**Tareas:**
**1)** Según el extracto, ¿con cuántos votos resolvió el Pleno declarar infundado el recurso de reclamación 15/2026?
**2)** Reproduce textualmente el fragmento del extracto que empieza con las palabras que contienen "Durante sesión pública" y acaba con "representar al municipio.".

**Extracto proporcionado:**
====

Fernanda Durán
La Suprema Corte de Justicia de la Nación (SCJN) confirmó de manera definitiva el desechamiento de la controversia constitucional promovida por exintegrantes del Concejo Municipal de Villa de Pozos contra diversos actos del Congreso del Estado, entre ellos la remoción de los 14 concejales y la designación de un nuevo órgano de gobierno municipal.
Durante sesión pública de este miércoles, el Pleno resolvió por mayoría de siete votos declarar infundado el recurso de reclamación 15/2026 y confirmar el acuerdo emitido previamente por la ministra Lenia Batres Guadarrama, quien había rechazado admitir la controversia constitucional desde febrero pasado por considerar que quienes la promovieron carecían de facultades legales para representar al municipio.
Con esta determinación, la Corte dejó firme el acuerdo que desechó la demanda sin analizar el fondo de los argumentos planteados por los promoventes, quienes buscaban impugnar tanto la aceptación de la renuncia de la entonces presidenta concejal como la posterior remoción de todos los concejales propietarios y suplentes, así como la integración del nuevo Concejo Municipal.

====

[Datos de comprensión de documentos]
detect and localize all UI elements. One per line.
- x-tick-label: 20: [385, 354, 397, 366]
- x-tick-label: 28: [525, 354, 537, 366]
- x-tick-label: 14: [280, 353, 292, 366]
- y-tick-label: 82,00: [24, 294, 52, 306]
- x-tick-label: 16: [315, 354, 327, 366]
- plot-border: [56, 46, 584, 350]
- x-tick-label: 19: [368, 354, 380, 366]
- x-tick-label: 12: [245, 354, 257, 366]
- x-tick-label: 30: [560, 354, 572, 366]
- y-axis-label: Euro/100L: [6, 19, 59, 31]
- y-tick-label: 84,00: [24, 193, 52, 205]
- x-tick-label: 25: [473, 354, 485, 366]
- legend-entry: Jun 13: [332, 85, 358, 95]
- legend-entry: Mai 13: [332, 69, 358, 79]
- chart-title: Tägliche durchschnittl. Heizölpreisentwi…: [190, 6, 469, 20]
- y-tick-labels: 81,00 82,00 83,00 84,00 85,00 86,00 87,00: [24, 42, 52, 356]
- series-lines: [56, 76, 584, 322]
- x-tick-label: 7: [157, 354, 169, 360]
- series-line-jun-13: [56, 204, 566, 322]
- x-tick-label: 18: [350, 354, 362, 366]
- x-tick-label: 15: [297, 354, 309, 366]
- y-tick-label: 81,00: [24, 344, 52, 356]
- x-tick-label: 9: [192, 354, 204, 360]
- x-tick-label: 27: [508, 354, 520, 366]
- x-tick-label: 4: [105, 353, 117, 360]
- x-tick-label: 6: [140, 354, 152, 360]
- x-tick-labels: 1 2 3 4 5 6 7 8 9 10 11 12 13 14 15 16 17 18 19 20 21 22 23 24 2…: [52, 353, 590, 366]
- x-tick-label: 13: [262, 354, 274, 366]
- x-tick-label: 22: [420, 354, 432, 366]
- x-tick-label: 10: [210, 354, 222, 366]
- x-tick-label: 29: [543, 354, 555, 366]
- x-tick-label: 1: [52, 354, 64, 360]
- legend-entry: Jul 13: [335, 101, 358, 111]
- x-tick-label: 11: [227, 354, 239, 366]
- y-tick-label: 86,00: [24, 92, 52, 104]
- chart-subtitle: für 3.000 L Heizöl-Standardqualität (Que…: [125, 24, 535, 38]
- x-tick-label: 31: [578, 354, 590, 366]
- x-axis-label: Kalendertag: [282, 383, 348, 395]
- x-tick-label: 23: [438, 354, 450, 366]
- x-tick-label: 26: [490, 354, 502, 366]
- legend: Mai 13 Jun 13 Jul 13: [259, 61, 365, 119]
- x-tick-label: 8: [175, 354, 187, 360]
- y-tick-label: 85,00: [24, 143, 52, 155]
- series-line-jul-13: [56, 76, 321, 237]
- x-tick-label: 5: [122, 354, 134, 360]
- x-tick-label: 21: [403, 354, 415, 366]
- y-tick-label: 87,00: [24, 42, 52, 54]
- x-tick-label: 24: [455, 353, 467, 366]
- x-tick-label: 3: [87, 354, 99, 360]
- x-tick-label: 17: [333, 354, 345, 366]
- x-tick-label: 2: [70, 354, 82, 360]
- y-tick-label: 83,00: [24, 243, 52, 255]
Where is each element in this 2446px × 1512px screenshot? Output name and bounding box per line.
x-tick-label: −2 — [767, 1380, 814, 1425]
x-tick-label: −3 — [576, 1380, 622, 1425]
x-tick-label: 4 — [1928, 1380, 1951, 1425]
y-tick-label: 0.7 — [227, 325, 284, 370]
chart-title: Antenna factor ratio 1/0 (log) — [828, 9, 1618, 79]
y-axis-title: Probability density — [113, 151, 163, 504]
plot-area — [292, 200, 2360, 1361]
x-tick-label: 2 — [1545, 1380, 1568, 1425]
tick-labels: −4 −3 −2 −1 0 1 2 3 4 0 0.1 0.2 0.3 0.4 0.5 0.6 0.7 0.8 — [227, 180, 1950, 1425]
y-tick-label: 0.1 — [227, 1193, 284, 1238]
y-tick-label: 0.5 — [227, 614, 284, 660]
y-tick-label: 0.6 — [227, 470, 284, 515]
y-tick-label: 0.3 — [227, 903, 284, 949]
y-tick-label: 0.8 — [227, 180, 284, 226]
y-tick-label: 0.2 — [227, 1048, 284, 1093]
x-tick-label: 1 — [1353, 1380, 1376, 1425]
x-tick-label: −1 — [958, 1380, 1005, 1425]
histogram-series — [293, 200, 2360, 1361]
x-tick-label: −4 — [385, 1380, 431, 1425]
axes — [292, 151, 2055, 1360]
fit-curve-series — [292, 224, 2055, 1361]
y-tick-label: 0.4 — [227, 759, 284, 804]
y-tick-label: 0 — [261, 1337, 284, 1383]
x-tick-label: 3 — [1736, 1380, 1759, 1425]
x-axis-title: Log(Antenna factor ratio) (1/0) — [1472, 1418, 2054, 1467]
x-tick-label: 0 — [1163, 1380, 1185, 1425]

====

**Respuestas:**
**1)** Por mayoría de siete votos.

**2)**
Durante sesión pública de este miércoles, el Pleno resolvió por mayoría de siete votos declarar infundado el recurso de reclamación 15/2026 y confirmar el acuerdo emitido previamente por la ministra Lenia Batres Guadarrama, quien había rechazado admitir la controversia constitucional desde febrero pasado por considerar que quienes la promovieron carecían de facultades legales para representar al municipio.